Transcribe every line, keeping it exact.

──────── GIVEN RECORDS ────────

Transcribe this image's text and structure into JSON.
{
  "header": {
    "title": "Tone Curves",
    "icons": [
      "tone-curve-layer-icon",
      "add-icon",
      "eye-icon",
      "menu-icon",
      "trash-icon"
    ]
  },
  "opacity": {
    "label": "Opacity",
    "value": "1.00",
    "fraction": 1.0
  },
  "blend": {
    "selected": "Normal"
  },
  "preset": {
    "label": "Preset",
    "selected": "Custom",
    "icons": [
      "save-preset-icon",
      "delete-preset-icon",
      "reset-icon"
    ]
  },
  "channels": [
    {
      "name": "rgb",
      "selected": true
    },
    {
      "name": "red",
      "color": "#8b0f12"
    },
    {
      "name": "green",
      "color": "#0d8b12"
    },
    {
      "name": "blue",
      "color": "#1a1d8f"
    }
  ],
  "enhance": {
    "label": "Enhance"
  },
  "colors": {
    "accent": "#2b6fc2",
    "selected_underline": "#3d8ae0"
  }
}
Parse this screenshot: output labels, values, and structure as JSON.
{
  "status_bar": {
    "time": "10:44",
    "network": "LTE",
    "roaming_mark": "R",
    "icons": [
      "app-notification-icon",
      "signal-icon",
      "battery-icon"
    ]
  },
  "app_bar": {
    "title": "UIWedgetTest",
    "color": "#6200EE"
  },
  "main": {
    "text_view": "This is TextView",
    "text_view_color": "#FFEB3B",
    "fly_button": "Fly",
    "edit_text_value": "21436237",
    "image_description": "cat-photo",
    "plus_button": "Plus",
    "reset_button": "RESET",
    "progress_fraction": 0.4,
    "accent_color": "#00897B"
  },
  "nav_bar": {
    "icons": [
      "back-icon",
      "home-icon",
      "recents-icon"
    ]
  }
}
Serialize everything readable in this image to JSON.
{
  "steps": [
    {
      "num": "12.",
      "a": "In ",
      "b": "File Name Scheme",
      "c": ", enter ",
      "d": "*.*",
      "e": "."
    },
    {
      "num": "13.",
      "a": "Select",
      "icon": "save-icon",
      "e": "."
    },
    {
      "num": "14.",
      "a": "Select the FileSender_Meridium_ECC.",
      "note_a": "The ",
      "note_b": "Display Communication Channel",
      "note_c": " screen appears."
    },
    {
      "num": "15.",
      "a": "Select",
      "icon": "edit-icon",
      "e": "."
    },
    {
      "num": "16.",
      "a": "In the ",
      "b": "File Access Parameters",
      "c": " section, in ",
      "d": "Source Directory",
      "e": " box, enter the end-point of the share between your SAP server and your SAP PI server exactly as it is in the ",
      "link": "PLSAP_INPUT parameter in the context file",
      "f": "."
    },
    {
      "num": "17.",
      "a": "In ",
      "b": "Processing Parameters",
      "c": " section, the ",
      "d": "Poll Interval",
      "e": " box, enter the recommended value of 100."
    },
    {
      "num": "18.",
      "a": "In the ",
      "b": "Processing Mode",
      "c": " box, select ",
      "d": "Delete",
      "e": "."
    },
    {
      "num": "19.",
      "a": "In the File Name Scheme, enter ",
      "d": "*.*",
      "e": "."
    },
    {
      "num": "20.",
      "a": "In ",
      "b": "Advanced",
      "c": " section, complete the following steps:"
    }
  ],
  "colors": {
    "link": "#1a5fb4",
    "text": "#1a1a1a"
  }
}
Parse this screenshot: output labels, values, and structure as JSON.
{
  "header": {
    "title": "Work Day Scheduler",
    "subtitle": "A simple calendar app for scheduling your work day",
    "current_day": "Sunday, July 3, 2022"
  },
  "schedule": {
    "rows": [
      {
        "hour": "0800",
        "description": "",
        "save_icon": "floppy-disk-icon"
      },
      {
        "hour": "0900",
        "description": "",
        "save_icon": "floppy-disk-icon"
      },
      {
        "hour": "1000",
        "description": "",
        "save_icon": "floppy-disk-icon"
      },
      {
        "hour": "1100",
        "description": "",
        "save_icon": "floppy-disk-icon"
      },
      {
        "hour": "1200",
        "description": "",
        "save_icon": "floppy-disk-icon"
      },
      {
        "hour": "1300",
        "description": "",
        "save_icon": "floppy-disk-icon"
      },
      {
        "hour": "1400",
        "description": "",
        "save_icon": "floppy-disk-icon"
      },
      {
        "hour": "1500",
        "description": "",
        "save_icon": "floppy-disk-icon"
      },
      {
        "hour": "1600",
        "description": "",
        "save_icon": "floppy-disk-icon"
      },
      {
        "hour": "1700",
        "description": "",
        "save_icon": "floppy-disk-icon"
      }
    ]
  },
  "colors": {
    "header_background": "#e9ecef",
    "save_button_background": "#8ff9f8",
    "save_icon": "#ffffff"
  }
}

────────

_TASK SOLUTION_
Transcribe this image's text and structure into JSON.
{
  "header": {
    "title": "Tone Curves",
    "icons": [
      "tone-curve-layer-icon",
      "add-icon",
      "eye-icon",
      "menu-icon",
      "trash-icon"
    ]
  },
  "opacity": {
    "label": "Opacity",
    "value": "1.00",
    "fraction": 1.0
  },
  "blend": {
    "selected": "Normal"
  },
  "preset": {
    "label": "Preset",
    "selected": "Custom",
    "icons": [
      "save-preset-icon",
      "delete-preset-icon",
      "reset-icon"
    ]
  },
  "channels": [
    {
      "name": "rgb",
      "selected": true
    },
    {
      "name": "red",
      "color": "#8b0f12"
    },
    {
      "name": "green",
      "color": "#0d8b12"
    },
    {
      "name": "blue",
      "color": "#1a1d8f"
    }
  ],
  "enhance": {
    "label": "Enhance"
  },
  "colors": {
    "accent": "#2b6fc2",
    "selected_underline": "#3d8ae0"
  }
}
Parse this screenshot: output labels, values, and structure as JSON.
{
  "status_bar": {
    "time": "10:44",
    "network": "LTE",
    "roaming_mark": "R",
    "icons": [
      "app-notification-icon",
      "signal-icon",
      "battery-icon"
    ]
  },
  "app_bar": {
    "title": "UIWedgetTest",
    "color": "#6200EE"
  },
  "main": {
    "text_view": "This is TextView",
    "text_view_color": "#FFEB3B",
    "fly_button": "Fly",
    "edit_text_value": "21436237",
    "image_description": "cat-photo",
    "plus_button": "Plus",
    "reset_button": "RESET",
    "progress_fraction": 0.4,
    "accent_color": "#00897B"
  },
  "nav_bar": {
    "icons": [
      "back-icon",
      "home-icon",
      "recents-icon"
    ]
  }
}
Serialize everything readable in this image to JSON.
{
  "steps": [
    {
      "num": "12.",
      "a": "In ",
      "b": "File Name Scheme",
      "c": ", enter ",
      "d": "*.*",
      "e": "."
    },
    {
      "num": "13.",
      "a": "Select",
      "icon": "save-icon",
      "e": "."
    },
    {
      "num": "14.",
      "a": "Select the FileSender_Meridium_ECC.",
      "note_a": "The ",
      "note_b": "Display Communication Channel",
      "note_c": " screen appears."
    },
    {
      "num": "15.",
      "a": "Select",
      "icon": "edit-icon",
      "e": "."
    },
    {
      "num": "16.",
      "a": "In the ",
      "b": "File Access Parameters",
      "c": " section, in ",
      "d": "Source Directory",
      "e": " box, enter the end-point of the share between your SAP server and your SAP PI server exactly as it is in the ",
      "link": "PLSAP_INPUT parameter in the context file",
      "f": "."
    },
    {
      "num": "17.",
      "a": "In ",
      "b": "Processing Parameters",
      "c": " section, the ",
      "d": "Poll Interval",
      "e": " box, enter the recommended value of 100."
    },
    {
      "num": "18.",
      "a": "In the ",
      "b": "Processing Mode",
      "c": " box, select ",
      "d": "Delete",
      "e": "."
    },
    {
      "num": "19.",
      "a": "In the File Name Scheme, enter ",
      "d": "*.*",
      "e": "."
    },
    {
      "num": "20.",
      "a": "In ",
      "b": "Advanced",
      "c": " section, complete the following steps:"
    }
  ],
  "colors": {
    "link": "#1a5fb4",
    "text": "#1a1a1a"
  }
}
Parse this screenshot: output labels, values, and structure as JSON.
{
  "header": {
    "title": "Work Day Scheduler",
    "subtitle": "A simple calendar app for scheduling your work day",
    "current_day": "Sunday, July 3, 2022"
  },
  "schedule": {
    "rows": [
      {
        "hour": "0800",
        "description": "",
        "save_icon": "floppy-disk-icon"
      },
      {
        "hour": "0900",
        "description": "",
        "save_icon": "floppy-disk-icon"
      },
      {
        "hour": "1000",
        "description": "",
        "save_icon": "floppy-disk-icon"
      },
      {
        "hour": "1100",
        "description": "",
        "save_icon": "floppy-disk-icon"
      },
      {
        "hour": "1200",
        "description": "",
        "save_icon": "floppy-disk-icon"
      },
      {
        "hour": "1300",
        "description": "",
        "save_icon": "floppy-disk-icon"
      },
      {
        "hour": "1400",
        "description": "",
        "save_icon": "floppy-disk-icon"
      },
      {
        "hour": "1500",
        "description": "",
        "save_icon": "floppy-disk-icon"
      },
      {
        "hour": "1600",
        "description": "",
        "save_icon": "floppy-disk-icon"
      },
      {
        "hour": "1700",
        "description": "",
        "save_icon": "floppy-disk-icon"
      }
    ]
  },
  "colors": {
    "header_background": "#e9ecef",
    "save_button_background": "#8ff9f8",
    "save_icon": "#ffffff"
  }
}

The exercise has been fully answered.